[Records from a data collection]
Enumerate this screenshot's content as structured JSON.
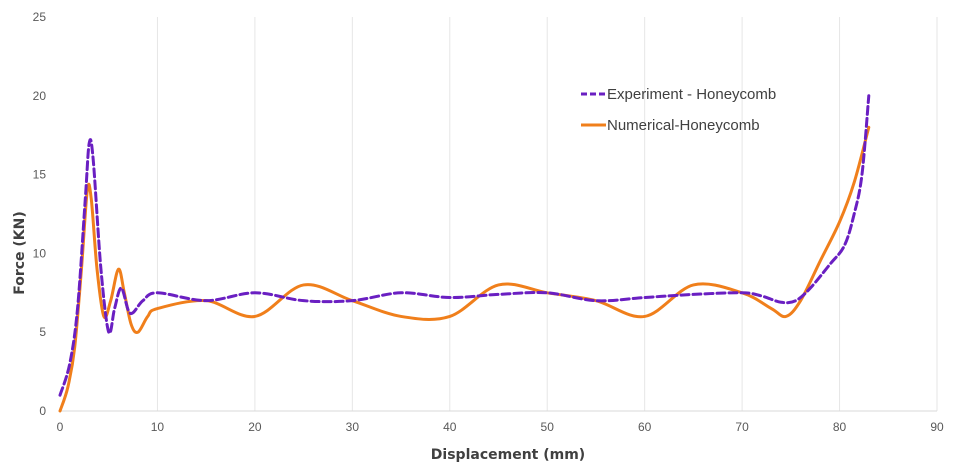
{
  "chart_data": {
    "type": "line",
    "xlabel": "Displacement (mm)",
    "ylabel": "Force (KN)",
    "xlim": [
      0,
      90
    ],
    "ylim": [
      0,
      25
    ],
    "x_ticks": [
      "0",
      "10",
      "20",
      "30",
      "40",
      "50",
      "60",
      "70",
      "80",
      "90"
    ],
    "y_ticks": [
      "0",
      "5",
      "10",
      "15",
      "20",
      "25"
    ],
    "grid": "vertical",
    "legend": "top-right",
    "series": [
      {
        "name": "Experiment - Honeycomb",
        "color": "#6a1fc2",
        "style": "dashed",
        "x": [
          0,
          1,
          1.8,
          2.6,
          3.0,
          3.4,
          4.2,
          5.0,
          5.6,
          6.3,
          7.2,
          8.5,
          10,
          15,
          20,
          25,
          30,
          35,
          40,
          45,
          50,
          55,
          60,
          65,
          70,
          72,
          74,
          75.5,
          77,
          79,
          80.5,
          81.5,
          82.3,
          83
        ],
        "y": [
          1.0,
          3.0,
          6.5,
          13.5,
          17.0,
          16.0,
          9.0,
          5.0,
          6.5,
          7.8,
          6.2,
          7.0,
          7.5,
          7.0,
          7.5,
          7.0,
          7.0,
          7.5,
          7.2,
          7.4,
          7.5,
          7.0,
          7.2,
          7.4,
          7.5,
          7.3,
          6.9,
          7.0,
          7.8,
          9.3,
          10.5,
          12.5,
          15.0,
          20.0
        ]
      },
      {
        "name": "Numerical-Honeycomb",
        "color": "#f07f1b",
        "style": "solid",
        "x": [
          0,
          0.8,
          1.5,
          2.2,
          2.8,
          3.2,
          3.8,
          4.5,
          5.2,
          6.0,
          6.6,
          7.3,
          8.0,
          9.0,
          10,
          15,
          20,
          25,
          30,
          35,
          40,
          45,
          50,
          55,
          60,
          65,
          70,
          73,
          74.5,
          76,
          78,
          80,
          81.5,
          83
        ],
        "y": [
          0,
          1.5,
          4.0,
          9.0,
          14.0,
          13.5,
          9.0,
          6.0,
          7.0,
          9.0,
          7.5,
          5.5,
          5.0,
          6.0,
          6.5,
          7.0,
          6.0,
          8.0,
          7.0,
          6.0,
          6.0,
          8.0,
          7.5,
          7.0,
          6.0,
          8.0,
          7.5,
          6.5,
          6.0,
          7.0,
          9.5,
          12.0,
          14.5,
          18.0
        ]
      }
    ]
  }
}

> Task objective
Print each entry shown above with exact wording and no pictures.

> Expected output
Enumerate this screenshot's content as structured JSON.
{
  "chart_data": {
    "type": "line",
    "xlabel": "Displacement (mm)",
    "ylabel": "Force (KN)",
    "xlim": [
      0,
      90
    ],
    "ylim": [
      0,
      25
    ],
    "x_ticks": [
      "0",
      "10",
      "20",
      "30",
      "40",
      "50",
      "60",
      "70",
      "80",
      "90"
    ],
    "y_ticks": [
      "0",
      "5",
      "10",
      "15",
      "20",
      "25"
    ],
    "grid": "vertical",
    "legend": "top-right",
    "series": [
      {
        "name": "Experiment - Honeycomb",
        "color": "#6a1fc2",
        "style": "dashed",
        "x": [
          0,
          1,
          1.8,
          2.6,
          3.0,
          3.4,
          4.2,
          5.0,
          5.6,
          6.3,
          7.2,
          8.5,
          10,
          15,
          20,
          25,
          30,
          35,
          40,
          45,
          50,
          55,
          60,
          65,
          70,
          72,
          74,
          75.5,
          77,
          79,
          80.5,
          81.5,
          82.3,
          83
        ],
        "y": [
          1.0,
          3.0,
          6.5,
          13.5,
          17.0,
          16.0,
          9.0,
          5.0,
          6.5,
          7.8,
          6.2,
          7.0,
          7.5,
          7.0,
          7.5,
          7.0,
          7.0,
          7.5,
          7.2,
          7.4,
          7.5,
          7.0,
          7.2,
          7.4,
          7.5,
          7.3,
          6.9,
          7.0,
          7.8,
          9.3,
          10.5,
          12.5,
          15.0,
          20.0
        ]
      },
      {
        "name": "Numerical-Honeycomb",
        "color": "#f07f1b",
        "style": "solid",
        "x": [
          0,
          0.8,
          1.5,
          2.2,
          2.8,
          3.2,
          3.8,
          4.5,
          5.2,
          6.0,
          6.6,
          7.3,
          8.0,
          9.0,
          10,
          15,
          20,
          25,
          30,
          35,
          40,
          45,
          50,
          55,
          60,
          65,
          70,
          73,
          74.5,
          76,
          78,
          80,
          81.5,
          83
        ],
        "y": [
          0,
          1.5,
          4.0,
          9.0,
          14.0,
          13.5,
          9.0,
          6.0,
          7.0,
          9.0,
          7.5,
          5.5,
          5.0,
          6.0,
          6.5,
          7.0,
          6.0,
          8.0,
          7.0,
          6.0,
          6.0,
          8.0,
          7.5,
          7.0,
          6.0,
          8.0,
          7.5,
          6.5,
          6.0,
          7.0,
          9.5,
          12.0,
          14.5,
          18.0
        ]
      }
    ]
  }
}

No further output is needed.